Extracts from a graphics dataset
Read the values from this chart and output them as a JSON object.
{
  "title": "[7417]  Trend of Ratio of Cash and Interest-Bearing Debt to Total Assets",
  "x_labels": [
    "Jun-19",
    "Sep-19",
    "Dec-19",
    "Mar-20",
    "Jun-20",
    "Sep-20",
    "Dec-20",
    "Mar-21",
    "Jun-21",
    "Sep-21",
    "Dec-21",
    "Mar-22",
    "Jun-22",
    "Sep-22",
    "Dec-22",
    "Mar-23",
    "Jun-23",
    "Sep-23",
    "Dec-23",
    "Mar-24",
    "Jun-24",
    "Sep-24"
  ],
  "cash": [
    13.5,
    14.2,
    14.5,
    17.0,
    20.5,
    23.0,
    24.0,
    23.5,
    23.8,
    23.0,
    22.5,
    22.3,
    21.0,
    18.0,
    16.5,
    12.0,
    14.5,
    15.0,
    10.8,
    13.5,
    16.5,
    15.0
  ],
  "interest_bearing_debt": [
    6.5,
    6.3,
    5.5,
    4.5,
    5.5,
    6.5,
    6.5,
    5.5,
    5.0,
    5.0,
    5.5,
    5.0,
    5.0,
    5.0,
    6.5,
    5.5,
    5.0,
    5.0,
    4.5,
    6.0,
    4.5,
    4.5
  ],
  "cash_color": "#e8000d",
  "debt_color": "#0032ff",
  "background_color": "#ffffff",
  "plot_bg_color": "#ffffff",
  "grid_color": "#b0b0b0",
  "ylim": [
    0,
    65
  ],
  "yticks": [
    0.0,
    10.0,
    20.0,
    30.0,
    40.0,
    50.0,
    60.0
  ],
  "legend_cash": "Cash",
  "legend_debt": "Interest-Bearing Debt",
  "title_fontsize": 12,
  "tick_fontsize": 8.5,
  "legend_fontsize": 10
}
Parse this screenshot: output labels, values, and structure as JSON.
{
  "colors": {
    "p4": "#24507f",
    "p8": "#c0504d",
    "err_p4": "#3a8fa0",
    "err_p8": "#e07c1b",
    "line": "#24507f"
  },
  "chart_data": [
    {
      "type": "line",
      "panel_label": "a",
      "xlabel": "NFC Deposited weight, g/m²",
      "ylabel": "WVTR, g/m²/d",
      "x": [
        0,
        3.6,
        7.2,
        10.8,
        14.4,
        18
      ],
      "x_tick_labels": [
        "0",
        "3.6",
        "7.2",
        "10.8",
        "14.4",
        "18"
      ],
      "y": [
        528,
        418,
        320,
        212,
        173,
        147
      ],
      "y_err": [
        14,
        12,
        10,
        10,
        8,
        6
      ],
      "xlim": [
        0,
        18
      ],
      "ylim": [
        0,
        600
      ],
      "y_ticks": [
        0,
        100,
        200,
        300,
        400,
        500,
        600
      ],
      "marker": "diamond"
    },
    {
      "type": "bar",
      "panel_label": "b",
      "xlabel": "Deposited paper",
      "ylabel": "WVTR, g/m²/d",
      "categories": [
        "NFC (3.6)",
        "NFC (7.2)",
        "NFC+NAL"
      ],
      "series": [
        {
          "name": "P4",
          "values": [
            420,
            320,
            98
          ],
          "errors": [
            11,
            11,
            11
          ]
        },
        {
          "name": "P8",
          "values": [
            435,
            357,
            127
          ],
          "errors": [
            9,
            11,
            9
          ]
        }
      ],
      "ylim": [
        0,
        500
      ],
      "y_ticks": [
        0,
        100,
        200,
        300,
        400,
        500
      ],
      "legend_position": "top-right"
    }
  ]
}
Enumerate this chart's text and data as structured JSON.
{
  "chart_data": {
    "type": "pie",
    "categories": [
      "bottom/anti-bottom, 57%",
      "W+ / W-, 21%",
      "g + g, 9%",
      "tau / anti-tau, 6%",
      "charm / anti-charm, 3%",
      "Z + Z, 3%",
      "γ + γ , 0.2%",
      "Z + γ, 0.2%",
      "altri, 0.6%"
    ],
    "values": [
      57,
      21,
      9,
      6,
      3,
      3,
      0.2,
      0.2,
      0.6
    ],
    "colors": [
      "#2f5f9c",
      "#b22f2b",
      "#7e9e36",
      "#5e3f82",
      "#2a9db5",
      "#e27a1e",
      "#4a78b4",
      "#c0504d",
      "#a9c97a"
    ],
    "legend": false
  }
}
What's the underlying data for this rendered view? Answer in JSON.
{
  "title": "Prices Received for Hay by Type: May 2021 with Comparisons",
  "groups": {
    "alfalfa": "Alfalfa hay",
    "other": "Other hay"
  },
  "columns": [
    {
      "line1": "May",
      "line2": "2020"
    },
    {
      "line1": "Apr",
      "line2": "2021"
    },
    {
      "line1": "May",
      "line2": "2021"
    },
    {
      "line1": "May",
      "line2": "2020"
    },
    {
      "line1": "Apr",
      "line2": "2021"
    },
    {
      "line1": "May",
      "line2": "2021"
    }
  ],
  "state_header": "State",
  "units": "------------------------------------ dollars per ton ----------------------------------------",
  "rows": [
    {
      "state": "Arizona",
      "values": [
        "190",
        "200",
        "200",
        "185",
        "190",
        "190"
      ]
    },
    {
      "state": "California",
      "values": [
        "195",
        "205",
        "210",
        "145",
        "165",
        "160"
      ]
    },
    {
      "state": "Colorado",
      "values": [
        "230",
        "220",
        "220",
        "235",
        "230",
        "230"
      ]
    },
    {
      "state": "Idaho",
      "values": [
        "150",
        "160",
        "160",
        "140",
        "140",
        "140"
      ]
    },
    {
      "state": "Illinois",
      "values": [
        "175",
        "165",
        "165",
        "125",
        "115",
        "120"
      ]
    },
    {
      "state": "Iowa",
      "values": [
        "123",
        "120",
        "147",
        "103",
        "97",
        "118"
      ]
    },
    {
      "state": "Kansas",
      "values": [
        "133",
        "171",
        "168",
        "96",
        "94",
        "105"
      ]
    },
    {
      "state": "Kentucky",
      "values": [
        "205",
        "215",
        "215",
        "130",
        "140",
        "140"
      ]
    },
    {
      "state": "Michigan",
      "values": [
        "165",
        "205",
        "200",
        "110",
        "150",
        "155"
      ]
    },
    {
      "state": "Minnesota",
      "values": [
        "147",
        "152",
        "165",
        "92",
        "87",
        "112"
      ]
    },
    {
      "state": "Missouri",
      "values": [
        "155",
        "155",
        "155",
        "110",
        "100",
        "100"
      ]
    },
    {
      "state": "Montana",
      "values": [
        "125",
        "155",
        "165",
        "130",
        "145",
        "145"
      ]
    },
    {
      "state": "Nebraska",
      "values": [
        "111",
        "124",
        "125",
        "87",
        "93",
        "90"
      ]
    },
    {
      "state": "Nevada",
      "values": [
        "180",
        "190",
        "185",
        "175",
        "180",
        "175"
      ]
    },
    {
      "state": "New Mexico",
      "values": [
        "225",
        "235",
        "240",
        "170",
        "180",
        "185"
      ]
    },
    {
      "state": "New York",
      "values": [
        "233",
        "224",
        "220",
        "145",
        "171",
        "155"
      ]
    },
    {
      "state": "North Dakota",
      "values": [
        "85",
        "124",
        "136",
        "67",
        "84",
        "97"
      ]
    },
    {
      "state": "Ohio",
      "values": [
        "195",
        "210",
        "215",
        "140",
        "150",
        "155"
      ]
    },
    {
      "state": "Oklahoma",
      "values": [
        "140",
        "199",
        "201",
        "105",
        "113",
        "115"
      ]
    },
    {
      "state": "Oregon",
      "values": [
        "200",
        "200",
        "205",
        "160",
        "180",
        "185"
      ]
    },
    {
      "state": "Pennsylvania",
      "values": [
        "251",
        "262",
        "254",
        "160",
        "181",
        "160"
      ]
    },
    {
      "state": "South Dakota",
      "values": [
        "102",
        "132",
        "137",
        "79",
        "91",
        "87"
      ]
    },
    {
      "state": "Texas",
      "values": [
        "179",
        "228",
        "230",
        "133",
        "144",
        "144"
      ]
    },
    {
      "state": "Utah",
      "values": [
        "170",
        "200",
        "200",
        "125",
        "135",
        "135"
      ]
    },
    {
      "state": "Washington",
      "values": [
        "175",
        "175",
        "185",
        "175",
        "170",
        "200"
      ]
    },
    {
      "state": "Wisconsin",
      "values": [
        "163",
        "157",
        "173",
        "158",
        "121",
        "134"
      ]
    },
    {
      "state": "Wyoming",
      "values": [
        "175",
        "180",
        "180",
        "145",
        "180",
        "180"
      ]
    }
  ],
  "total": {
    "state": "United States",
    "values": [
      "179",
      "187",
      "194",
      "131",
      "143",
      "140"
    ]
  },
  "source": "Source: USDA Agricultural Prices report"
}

*EXERCISE DETAILS*
Look through the entries above. Extract each line with the word "JSON".

*RESULT OF THE EXERCISE*
Read the values from this chart and output them as a JSON object.
Parse this screenshot: output labels, values, and structure as JSON.
Enumerate this chart's text and data as structured JSON.
What's the underlying data for this rendered view? Answer in JSON.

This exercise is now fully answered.